◆ TASK MATERIAL ◆
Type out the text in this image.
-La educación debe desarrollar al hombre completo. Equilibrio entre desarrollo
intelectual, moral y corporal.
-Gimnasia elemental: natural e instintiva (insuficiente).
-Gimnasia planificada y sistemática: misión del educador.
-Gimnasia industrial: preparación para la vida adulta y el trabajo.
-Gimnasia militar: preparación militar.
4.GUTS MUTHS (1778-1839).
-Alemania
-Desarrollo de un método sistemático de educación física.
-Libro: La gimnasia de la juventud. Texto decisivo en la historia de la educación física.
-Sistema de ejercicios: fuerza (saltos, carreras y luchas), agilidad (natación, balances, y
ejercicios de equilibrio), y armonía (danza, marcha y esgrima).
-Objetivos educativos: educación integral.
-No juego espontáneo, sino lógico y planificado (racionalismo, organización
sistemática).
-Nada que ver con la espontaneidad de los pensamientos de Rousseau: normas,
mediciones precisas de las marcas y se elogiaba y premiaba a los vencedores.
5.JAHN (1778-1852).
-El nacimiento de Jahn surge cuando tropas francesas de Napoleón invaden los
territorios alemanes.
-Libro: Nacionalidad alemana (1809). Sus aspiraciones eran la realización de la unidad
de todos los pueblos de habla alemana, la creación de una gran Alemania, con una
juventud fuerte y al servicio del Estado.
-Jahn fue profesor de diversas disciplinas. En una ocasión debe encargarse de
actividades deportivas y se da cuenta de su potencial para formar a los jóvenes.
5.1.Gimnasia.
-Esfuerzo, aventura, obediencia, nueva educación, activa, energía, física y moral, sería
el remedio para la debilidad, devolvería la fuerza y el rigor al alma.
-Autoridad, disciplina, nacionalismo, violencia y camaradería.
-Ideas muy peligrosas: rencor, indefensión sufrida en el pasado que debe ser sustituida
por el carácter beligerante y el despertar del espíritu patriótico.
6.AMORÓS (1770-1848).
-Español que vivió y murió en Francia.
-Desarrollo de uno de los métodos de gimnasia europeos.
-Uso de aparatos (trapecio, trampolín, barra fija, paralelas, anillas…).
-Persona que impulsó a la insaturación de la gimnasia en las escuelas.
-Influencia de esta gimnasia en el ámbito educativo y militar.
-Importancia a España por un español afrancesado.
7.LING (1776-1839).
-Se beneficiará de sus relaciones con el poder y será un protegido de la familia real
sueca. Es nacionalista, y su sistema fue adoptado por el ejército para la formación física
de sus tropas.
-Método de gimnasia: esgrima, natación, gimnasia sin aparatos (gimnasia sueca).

◆ EXERCISE DESCRIPTION ◆
Your task is to gather all lines from the entries above that hold the word "preparación".

◆ SOLUTION FOR THIS PROBLEM ◆
-Gimnasia industrial: preparación para la vida adulta y el trabajo.
-Gimnasia militar: preparación militar.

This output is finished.